> _Data to use_:
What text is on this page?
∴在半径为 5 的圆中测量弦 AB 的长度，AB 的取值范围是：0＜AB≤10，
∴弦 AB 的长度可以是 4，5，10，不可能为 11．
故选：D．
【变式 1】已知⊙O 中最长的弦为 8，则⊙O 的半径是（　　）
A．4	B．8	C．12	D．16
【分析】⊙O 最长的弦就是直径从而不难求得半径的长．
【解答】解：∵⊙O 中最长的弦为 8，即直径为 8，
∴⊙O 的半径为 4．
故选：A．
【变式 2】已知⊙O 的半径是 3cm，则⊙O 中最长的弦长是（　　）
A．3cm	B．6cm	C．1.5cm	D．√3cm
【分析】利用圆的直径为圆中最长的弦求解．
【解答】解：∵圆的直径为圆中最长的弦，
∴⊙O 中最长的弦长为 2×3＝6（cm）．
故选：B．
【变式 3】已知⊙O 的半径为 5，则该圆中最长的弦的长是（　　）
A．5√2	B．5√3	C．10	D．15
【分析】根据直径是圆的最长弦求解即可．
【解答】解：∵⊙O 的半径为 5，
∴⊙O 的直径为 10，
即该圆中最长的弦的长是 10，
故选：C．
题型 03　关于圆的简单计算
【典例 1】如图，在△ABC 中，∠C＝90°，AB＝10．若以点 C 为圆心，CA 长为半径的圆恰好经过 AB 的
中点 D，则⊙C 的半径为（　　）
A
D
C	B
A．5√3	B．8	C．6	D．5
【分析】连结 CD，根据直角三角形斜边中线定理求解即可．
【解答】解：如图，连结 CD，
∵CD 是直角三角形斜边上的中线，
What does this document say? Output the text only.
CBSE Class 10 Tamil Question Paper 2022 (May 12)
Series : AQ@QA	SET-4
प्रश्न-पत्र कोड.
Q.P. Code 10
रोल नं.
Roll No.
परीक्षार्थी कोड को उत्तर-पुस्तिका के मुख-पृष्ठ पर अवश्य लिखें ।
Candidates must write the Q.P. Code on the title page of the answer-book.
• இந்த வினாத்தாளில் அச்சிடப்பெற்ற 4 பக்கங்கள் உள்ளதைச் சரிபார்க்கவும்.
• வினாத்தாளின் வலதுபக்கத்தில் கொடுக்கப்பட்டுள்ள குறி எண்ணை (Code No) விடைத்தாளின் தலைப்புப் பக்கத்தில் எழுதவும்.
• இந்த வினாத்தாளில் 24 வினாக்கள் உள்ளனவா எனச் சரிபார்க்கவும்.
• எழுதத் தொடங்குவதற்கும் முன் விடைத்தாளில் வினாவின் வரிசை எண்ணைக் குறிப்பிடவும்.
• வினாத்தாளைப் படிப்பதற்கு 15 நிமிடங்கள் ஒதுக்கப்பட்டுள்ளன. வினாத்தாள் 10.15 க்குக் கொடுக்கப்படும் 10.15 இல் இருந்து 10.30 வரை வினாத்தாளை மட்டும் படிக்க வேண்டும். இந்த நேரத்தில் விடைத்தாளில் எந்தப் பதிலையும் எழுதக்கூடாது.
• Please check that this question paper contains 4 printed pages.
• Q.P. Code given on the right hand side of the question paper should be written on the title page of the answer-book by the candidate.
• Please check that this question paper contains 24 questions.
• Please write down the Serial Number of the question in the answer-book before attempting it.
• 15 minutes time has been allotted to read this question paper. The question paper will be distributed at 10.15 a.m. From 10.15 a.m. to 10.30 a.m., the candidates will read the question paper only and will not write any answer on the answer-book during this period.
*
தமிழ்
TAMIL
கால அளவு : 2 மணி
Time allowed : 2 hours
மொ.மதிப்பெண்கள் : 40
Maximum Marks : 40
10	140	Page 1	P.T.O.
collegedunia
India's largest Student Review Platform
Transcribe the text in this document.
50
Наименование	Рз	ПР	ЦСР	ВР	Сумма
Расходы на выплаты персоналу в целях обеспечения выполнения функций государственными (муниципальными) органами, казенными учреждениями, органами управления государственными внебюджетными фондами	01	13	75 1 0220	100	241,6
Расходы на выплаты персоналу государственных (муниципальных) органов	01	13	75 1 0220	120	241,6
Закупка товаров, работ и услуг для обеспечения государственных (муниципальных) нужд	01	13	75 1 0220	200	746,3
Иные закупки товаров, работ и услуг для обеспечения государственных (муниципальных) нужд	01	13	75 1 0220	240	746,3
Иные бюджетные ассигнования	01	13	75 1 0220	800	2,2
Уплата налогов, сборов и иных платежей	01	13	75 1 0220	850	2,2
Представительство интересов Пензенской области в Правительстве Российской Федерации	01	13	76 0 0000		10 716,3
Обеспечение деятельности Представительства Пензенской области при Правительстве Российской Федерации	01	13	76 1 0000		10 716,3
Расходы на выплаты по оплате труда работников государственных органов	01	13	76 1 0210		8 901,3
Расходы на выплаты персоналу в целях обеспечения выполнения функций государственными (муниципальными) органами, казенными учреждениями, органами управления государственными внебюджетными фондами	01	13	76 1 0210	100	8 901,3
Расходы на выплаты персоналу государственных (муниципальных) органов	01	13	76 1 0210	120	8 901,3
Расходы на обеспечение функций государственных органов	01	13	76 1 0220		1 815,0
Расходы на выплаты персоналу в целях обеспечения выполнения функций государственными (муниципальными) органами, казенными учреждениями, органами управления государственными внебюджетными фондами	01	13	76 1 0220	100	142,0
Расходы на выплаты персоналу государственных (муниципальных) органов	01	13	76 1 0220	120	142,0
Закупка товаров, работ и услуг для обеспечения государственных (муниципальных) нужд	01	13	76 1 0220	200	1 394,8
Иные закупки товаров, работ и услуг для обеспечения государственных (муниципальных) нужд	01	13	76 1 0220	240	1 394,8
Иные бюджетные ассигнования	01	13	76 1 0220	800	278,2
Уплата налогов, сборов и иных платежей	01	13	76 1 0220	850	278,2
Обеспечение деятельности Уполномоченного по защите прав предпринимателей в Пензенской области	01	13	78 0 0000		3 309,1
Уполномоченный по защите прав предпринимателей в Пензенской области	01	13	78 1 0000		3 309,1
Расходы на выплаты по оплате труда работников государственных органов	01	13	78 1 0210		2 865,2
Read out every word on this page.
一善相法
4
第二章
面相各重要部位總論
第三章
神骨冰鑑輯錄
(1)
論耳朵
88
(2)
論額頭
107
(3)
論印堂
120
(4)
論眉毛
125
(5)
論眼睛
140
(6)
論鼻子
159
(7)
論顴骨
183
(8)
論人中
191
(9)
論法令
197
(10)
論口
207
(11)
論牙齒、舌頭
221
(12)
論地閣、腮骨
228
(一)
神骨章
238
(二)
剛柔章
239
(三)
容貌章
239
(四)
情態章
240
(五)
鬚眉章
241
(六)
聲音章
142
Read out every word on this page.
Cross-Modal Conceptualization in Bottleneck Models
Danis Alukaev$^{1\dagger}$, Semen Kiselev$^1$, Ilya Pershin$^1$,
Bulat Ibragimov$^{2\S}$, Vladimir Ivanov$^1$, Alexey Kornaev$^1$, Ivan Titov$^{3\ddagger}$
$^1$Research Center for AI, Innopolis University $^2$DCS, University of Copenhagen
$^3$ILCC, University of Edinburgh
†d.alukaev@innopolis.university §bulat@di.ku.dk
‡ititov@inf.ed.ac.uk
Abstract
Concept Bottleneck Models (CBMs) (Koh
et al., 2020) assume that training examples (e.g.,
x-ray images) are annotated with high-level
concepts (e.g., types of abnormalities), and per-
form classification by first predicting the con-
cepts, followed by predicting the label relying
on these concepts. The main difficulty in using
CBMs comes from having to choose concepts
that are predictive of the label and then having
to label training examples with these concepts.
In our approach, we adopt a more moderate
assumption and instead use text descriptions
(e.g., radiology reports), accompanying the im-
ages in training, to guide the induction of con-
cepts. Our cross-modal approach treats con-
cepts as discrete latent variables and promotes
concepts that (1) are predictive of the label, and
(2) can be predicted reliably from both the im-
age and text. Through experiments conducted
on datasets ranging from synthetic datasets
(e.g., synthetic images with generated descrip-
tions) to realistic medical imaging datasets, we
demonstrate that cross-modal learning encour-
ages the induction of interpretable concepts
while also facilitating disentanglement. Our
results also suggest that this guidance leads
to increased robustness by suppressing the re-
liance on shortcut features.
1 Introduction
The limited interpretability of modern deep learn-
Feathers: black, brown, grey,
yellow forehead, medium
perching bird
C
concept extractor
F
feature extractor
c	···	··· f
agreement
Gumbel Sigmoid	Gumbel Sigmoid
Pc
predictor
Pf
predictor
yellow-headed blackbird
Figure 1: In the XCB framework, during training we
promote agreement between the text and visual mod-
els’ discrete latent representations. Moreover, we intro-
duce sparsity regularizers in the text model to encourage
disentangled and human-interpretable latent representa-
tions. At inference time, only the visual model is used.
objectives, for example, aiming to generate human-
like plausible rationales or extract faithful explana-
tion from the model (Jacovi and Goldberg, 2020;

> _Written request_: Report back each line of the entries that holds the string "муниципальными".

> _Result of this task_:
Расходы на выплаты персоналу в целях обеспечения выполнения функций государственными (муниципальными) органами, казенными учреждениями, органами управления государственными внебюджетными фондами	01	13	75 1 0220	100	241,6
Расходы на выплаты персоналу в целях обеспечения выполнения функций государственными (муниципальными) органами, казенными учреждениями, органами управления государственными внебюджетными фондами	01	13	76 1 0210	100	8 901,3
Расходы на выплаты персоналу в целях обеспечения выполнения функций государственными (муниципальными) органами, казенными учреждениями, органами управления государственными внебюджетными фондами	01	13	76 1 0220	100	142,0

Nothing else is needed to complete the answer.